▶ [EXERCISE OBJECTIVE]: Please copy out the data below line for line, with no changes.

▶ [SUPPLIED MATERIAL]:
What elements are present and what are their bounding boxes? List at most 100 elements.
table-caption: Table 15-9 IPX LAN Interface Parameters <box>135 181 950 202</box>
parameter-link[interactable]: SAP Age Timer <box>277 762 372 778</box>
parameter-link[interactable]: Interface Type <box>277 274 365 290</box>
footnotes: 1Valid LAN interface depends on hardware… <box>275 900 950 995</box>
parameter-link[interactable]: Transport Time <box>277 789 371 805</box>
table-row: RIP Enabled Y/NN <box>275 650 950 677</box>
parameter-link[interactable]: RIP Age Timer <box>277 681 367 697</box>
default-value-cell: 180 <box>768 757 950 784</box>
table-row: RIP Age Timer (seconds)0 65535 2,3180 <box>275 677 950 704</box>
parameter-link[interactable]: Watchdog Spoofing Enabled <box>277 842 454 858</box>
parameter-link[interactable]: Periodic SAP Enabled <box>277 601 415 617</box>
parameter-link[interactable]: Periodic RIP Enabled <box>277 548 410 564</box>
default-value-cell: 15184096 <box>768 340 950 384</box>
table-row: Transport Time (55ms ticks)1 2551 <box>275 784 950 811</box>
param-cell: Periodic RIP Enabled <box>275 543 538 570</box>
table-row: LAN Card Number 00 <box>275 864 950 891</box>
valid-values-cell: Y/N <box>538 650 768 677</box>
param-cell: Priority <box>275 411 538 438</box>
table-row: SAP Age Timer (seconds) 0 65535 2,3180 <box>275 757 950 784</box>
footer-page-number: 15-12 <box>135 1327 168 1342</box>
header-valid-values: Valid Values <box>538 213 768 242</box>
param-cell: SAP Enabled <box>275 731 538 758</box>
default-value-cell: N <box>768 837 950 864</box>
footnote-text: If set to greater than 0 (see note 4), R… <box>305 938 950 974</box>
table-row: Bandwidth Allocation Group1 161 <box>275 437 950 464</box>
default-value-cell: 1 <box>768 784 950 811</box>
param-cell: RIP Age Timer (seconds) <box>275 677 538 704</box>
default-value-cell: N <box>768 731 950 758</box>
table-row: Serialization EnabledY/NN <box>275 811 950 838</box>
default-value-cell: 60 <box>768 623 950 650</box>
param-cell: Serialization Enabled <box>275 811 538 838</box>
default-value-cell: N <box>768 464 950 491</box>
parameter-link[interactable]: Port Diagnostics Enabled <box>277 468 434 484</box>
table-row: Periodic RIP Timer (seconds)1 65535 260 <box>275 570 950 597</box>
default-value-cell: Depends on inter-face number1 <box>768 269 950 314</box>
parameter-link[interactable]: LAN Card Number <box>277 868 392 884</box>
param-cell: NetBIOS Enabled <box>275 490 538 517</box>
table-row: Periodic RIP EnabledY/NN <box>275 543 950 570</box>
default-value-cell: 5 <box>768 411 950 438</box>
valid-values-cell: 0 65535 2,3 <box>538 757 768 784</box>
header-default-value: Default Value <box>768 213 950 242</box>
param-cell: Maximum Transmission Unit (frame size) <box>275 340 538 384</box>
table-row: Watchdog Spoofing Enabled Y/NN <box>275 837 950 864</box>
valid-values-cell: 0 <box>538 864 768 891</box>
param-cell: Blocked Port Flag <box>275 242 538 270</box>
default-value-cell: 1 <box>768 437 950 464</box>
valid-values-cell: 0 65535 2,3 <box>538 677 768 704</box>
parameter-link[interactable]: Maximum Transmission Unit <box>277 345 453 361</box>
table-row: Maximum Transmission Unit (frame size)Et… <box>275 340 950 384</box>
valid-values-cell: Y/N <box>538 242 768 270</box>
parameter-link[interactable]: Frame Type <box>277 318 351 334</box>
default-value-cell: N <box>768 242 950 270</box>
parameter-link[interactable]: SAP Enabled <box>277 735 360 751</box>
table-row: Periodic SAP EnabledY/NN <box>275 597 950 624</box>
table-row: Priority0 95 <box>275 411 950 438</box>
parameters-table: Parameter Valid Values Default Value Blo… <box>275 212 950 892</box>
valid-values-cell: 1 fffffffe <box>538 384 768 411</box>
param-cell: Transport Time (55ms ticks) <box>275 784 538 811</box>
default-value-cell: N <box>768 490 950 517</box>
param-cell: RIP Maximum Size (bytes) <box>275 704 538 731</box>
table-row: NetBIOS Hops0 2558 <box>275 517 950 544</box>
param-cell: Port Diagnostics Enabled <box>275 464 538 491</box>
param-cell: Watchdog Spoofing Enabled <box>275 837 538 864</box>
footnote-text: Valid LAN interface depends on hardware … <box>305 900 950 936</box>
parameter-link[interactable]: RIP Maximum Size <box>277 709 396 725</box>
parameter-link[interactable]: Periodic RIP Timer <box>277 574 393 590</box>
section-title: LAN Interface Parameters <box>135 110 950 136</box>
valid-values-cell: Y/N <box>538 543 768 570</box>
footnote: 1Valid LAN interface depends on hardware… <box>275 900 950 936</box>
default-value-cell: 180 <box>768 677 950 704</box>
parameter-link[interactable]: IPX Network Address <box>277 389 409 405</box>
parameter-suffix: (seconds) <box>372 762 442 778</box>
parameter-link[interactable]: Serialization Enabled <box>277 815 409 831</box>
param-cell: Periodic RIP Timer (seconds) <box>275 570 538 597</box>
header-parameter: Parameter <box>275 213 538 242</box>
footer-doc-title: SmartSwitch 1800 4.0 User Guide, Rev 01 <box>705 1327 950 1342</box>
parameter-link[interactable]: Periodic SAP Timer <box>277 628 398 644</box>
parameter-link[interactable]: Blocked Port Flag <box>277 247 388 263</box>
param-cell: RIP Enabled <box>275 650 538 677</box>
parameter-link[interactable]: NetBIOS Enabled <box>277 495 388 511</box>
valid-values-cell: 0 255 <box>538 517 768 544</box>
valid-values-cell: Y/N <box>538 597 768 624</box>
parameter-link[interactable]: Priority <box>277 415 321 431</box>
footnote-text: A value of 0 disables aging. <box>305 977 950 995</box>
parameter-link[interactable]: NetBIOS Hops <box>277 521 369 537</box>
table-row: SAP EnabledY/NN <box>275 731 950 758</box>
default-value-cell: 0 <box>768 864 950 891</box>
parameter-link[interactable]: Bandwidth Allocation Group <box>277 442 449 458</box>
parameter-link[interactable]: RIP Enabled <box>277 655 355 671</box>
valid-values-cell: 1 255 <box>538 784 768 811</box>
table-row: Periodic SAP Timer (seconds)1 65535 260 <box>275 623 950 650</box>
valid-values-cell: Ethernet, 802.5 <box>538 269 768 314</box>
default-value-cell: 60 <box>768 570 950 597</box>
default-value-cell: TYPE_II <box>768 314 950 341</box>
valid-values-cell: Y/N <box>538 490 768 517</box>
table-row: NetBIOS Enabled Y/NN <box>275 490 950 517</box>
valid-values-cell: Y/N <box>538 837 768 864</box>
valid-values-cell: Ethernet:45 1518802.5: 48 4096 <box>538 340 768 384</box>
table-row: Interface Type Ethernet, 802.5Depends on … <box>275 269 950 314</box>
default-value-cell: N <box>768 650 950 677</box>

▶ [RESPONSE]:
What elements are present and what are their bounding boxes? List at most 100 elements.
table-caption: Table 15-9 IPX LAN Interface Parameters <box>135 181 950 202</box>
parameter-link[interactable]: SAP Age Timer <box>277 762 372 778</box>
parameter-link[interactable]: Interface Type <box>277 274 365 290</box>
footnotes: 1Valid LAN interface depends on hardware… <box>275 900 950 995</box>
parameter-link[interactable]: Transport Time <box>277 789 371 805</box>
table-row: RIP Enabled Y/NN <box>275 650 950 677</box>
parameter-link[interactable]: RIP Age Timer <box>277 681 367 697</box>
default-value-cell: 180 <box>768 757 950 784</box>
table-row: RIP Age Timer (seconds)0 65535 2,3180 <box>275 677 950 704</box>
parameter-link[interactable]: Watchdog Spoofing Enabled <box>277 842 454 858</box>
parameter-link[interactable]: Periodic SAP Enabled <box>277 601 415 617</box>
parameter-link[interactable]: Periodic RIP Enabled <box>277 548 410 564</box>
default-value-cell: 15184096 <box>768 340 950 384</box>
table-row: Transport Time (55ms ticks)1 2551 <box>275 784 950 811</box>
param-cell: Periodic RIP Enabled <box>275 543 538 570</box>
table-row: LAN Card Number 00 <box>275 864 950 891</box>
valid-values-cell: Y/N <box>538 650 768 677</box>
param-cell: Priority <box>275 411 538 438</box>
table-row: SAP Age Timer (seconds) 0 65535 2,3180 <box>275 757 950 784</box>
footer-page-number: 15-12 <box>135 1327 168 1342</box>
header-valid-values: Valid Values <box>538 213 768 242</box>
param-cell: SAP Enabled <box>275 731 538 758</box>
default-value-cell: N <box>768 837 950 864</box>
footnote-text: If set to greater than 0 (see note 4), R… <box>305 938 950 974</box>
table-row: Bandwidth Allocation Group1 161 <box>275 437 950 464</box>
default-value-cell: 1 <box>768 784 950 811</box>
param-cell: RIP Age Timer (seconds) <box>275 677 538 704</box>
default-value-cell: N <box>768 731 950 758</box>
table-row: Serialization EnabledY/NN <box>275 811 950 838</box>
default-value-cell: 60 <box>768 623 950 650</box>
param-cell: Serialization Enabled <box>275 811 538 838</box>
default-value-cell: N <box>768 464 950 491</box>
parameter-link[interactable]: Port Diagnostics Enabled <box>277 468 434 484</box>
table-row: Periodic RIP Timer (seconds)1 65535 260 <box>275 570 950 597</box>
default-value-cell: Depends on inter-face number1 <box>768 269 950 314</box>
parameter-link[interactable]: LAN Card Number <box>277 868 392 884</box>
param-cell: NetBIOS Enabled <box>275 490 538 517</box>
table-row: Periodic RIP EnabledY/NN <box>275 543 950 570</box>
default-value-cell: 5 <box>768 411 950 438</box>
valid-values-cell: 0 65535 2,3 <box>538 757 768 784</box>
header-default-value: Default Value <box>768 213 950 242</box>
param-cell: Maximum Transmission Unit (frame size) <box>275 340 538 384</box>
table-row: Watchdog Spoofing Enabled Y/NN <box>275 837 950 864</box>
valid-values-cell: 0 <box>538 864 768 891</box>
param-cell: Blocked Port Flag <box>275 242 538 270</box>
default-value-cell: 1 <box>768 437 950 464</box>
valid-values-cell: 0 65535 2,3 <box>538 677 768 704</box>
parameter-link[interactable]: Maximum Transmission Unit <box>277 345 453 361</box>
table-row: Maximum Transmission Unit (frame size)Et… <box>275 340 950 384</box>
valid-values-cell: Y/N <box>538 242 768 270</box>
parameter-link[interactable]: Frame Type <box>277 318 351 334</box>
default-value-cell: N <box>768 242 950 270</box>
parameter-link[interactable]: SAP Enabled <box>277 735 360 751</box>
table-row: Periodic SAP EnabledY/NN <box>275 597 950 624</box>
table-row: Priority0 95 <box>275 411 950 438</box>
parameters-table: Parameter Valid Values Default Value Blo… <box>275 212 950 892</box>
valid-values-cell: 1 fffffffe <box>538 384 768 411</box>
param-cell: Transport Time (55ms ticks) <box>275 784 538 811</box>
default-value-cell: N <box>768 490 950 517</box>
param-cell: RIP Maximum Size (bytes) <box>275 704 538 731</box>
table-row: NetBIOS Hops0 2558 <box>275 517 950 544</box>
param-cell: Port Diagnostics Enabled <box>275 464 538 491</box>
param-cell: Watchdog Spoofing Enabled <box>275 837 538 864</box>
footnote-text: Valid LAN interface depends on hardware … <box>305 900 950 936</box>
parameter-link[interactable]: RIP Maximum Size <box>277 709 396 725</box>
parameter-link[interactable]: Periodic RIP Timer <box>277 574 393 590</box>
section-title: LAN Interface Parameters <box>135 110 950 136</box>
valid-values-cell: Y/N <box>538 543 768 570</box>
footnote: 1Valid LAN interface depends on hardware… <box>275 900 950 936</box>
default-value-cell: 180 <box>768 677 950 704</box>
parameter-link[interactable]: IPX Network Address <box>277 389 409 405</box>
parameter-suffix: (seconds) <box>372 762 442 778</box>
parameter-link[interactable]: Serialization Enabled <box>277 815 409 831</box>
param-cell: Periodic RIP Timer (seconds) <box>275 570 538 597</box>
header-parameter: Parameter <box>275 213 538 242</box>
footer-doc-title: SmartSwitch 1800 4.0 User Guide, Rev 01 <box>705 1327 950 1342</box>
parameter-link[interactable]: Periodic SAP Timer <box>277 628 398 644</box>
parameter-link[interactable]: Blocked Port Flag <box>277 247 388 263</box>
param-cell: RIP Enabled <box>275 650 538 677</box>
parameter-link[interactable]: NetBIOS Enabled <box>277 495 388 511</box>
valid-values-cell: 0 255 <box>538 517 768 544</box>
valid-values-cell: Y/N <box>538 597 768 624</box>
parameter-link[interactable]: Priority <box>277 415 321 431</box>
footnote-text: A value of 0 disables aging. <box>305 977 950 995</box>
parameter-link[interactable]: NetBIOS Hops <box>277 521 369 537</box>
table-row: SAP EnabledY/NN <box>275 731 950 758</box>
default-value-cell: 0 <box>768 864 950 891</box>
parameter-link[interactable]: Bandwidth Allocation Group <box>277 442 449 458</box>
parameter-link[interactable]: RIP Enabled <box>277 655 355 671</box>
valid-values-cell: 1 255 <box>538 784 768 811</box>
table-row: Periodic SAP Timer (seconds)1 65535 260 <box>275 623 950 650</box>
valid-values-cell: Ethernet, 802.5 <box>538 269 768 314</box>
default-value-cell: 60 <box>768 570 950 597</box>
default-value-cell: TYPE_II <box>768 314 950 341</box>
valid-values-cell: Y/N <box>538 490 768 517</box>
table-row: NetBIOS Enabled Y/NN <box>275 490 950 517</box>
valid-values-cell: Y/N <box>538 837 768 864</box>
valid-values-cell: Ethernet:45 1518802.5: 48 4096 <box>538 340 768 384</box>
table-row: Interface Type Ethernet, 802.5Depends on … <box>275 269 950 314</box>
default-value-cell: N <box>768 650 950 677</box>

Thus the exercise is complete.